The records below must be retyped exactly.

[START OF TASK DATA]

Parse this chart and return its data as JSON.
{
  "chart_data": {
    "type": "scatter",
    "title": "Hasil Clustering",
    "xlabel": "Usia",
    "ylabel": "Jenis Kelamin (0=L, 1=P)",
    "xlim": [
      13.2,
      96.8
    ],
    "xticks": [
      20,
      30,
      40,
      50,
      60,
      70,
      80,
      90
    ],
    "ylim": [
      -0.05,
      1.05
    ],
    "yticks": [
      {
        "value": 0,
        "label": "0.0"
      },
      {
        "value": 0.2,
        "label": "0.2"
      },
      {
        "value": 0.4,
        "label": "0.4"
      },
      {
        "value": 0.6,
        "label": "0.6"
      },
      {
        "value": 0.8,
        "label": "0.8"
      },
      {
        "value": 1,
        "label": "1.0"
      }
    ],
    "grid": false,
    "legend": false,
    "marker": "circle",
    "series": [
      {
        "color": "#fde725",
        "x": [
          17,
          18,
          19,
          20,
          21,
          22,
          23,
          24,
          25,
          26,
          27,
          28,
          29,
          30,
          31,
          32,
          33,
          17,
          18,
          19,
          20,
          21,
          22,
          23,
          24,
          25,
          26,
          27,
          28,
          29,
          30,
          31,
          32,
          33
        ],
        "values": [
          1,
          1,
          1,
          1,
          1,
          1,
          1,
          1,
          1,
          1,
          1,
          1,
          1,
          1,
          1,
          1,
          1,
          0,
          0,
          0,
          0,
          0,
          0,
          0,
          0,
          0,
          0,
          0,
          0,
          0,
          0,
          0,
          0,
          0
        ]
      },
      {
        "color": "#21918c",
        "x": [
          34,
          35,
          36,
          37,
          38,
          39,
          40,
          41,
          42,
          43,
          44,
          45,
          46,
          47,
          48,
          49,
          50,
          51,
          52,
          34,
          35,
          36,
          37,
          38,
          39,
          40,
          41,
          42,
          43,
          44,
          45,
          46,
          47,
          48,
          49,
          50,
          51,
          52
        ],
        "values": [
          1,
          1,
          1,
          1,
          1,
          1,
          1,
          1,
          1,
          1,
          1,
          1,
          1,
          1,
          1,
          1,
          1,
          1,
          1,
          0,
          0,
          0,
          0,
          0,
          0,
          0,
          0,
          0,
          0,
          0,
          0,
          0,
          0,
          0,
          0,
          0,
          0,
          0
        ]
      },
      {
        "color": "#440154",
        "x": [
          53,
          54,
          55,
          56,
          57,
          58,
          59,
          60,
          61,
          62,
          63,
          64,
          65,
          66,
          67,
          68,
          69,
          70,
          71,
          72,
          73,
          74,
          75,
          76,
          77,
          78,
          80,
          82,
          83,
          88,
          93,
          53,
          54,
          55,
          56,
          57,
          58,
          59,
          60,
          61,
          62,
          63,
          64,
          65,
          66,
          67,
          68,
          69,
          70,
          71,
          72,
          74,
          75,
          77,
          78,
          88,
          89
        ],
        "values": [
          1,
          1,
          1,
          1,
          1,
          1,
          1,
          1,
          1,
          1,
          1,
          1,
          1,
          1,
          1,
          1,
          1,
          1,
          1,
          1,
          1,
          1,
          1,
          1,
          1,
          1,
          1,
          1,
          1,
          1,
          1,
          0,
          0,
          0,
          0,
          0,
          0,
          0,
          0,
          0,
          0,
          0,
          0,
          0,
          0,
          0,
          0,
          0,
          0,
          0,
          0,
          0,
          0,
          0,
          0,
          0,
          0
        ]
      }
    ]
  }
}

[END OF TASK DATA]

== WRITTEN SOLUTION ==
Parse this chart and return its data as JSON.
{
  "chart_data": {
    "type": "scatter",
    "title": "Hasil Clustering",
    "xlabel": "Usia",
    "ylabel": "Jenis Kelamin (0=L, 1=P)",
    "xlim": [
      13.2,
      96.8
    ],
    "xticks": [
      20,
      30,
      40,
      50,
      60,
      70,
      80,
      90
    ],
    "ylim": [
      -0.05,
      1.05
    ],
    "yticks": [
      {
        "value": 0,
        "label": "0.0"
      },
      {
        "value": 0.2,
        "label": "0.2"
      },
      {
        "value": 0.4,
        "label": "0.4"
      },
      {
        "value": 0.6,
        "label": "0.6"
      },
      {
        "value": 0.8,
        "label": "0.8"
      },
      {
        "value": 1,
        "label": "1.0"
      }
    ],
    "grid": false,
    "legend": false,
    "marker": "circle",
    "series": [
      {
        "color": "#fde725",
        "x": [
          17,
          18,
          19,
          20,
          21,
          22,
          23,
          24,
          25,
          26,
          27,
          28,
          29,
          30,
          31,
          32,
          33,
          17,
          18,
          19,
          20,
          21,
          22,
          23,
          24,
          25,
          26,
          27,
          28,
          29,
          30,
          31,
          32,
          33
        ],
        "values": [
          1,
          1,
          1,
          1,
          1,
          1,
          1,
          1,
          1,
          1,
          1,
          1,
          1,
          1,
          1,
          1,
          1,
          0,
          0,
          0,
          0,
          0,
          0,
          0,
          0,
          0,
          0,
          0,
          0,
          0,
          0,
          0,
          0,
          0
        ]
      },
      {
        "color": "#21918c",
        "x": [
          34,
          35,
          36,
          37,
          38,
          39,
          40,
          41,
          42,
          43,
          44,
          45,
          46,
          47,
          48,
          49,
          50,
          51,
          52,
          34,
          35,
          36,
          37,
          38,
          39,
          40,
          41,
          42,
          43,
          44,
          45,
          46,
          47,
          48,
          49,
          50,
          51,
          52
        ],
        "values": [
          1,
          1,
          1,
          1,
          1,
          1,
          1,
          1,
          1,
          1,
          1,
          1,
          1,
          1,
          1,
          1,
          1,
          1,
          1,
          0,
          0,
          0,
          0,
          0,
          0,
          0,
          0,
          0,
          0,
          0,
          0,
          0,
          0,
          0,
          0,
          0,
          0,
          0
        ]
      },
      {
        "color": "#440154",
        "x": [
          53,
          54,
          55,
          56,
          57,
          58,
          59,
          60,
          61,
          62,
          63,
          64,
          65,
          66,
          67,
          68,
          69,
          70,
          71,
          72,
          73,
          74,
          75,
          76,
          77,
          78,
          80,
          82,
          83,
          88,
          93,
          53,
          54,
          55,
          56,
          57,
          58,
          59,
          60,
          61,
          62,
          63,
          64,
          65,
          66,
          67,
          68,
          69,
          70,
          71,
          72,
          74,
          75,
          77,
          78,
          88,
          89
        ],
        "values": [
          1,
          1,
          1,
          1,
          1,
          1,
          1,
          1,
          1,
          1,
          1,
          1,
          1,
          1,
          1,
          1,
          1,
          1,
          1,
          1,
          1,
          1,
          1,
          1,
          1,
          1,
          1,
          1,
          1,
          1,
          1,
          0,
          0,
          0,
          0,
          0,
          0,
          0,
          0,
          0,
          0,
          0,
          0,
          0,
          0,
          0,
          0,
          0,
          0,
          0,
          0,
          0,
          0,
          0,
          0,
          0,
          0
        ]
      }
    ]
  }
}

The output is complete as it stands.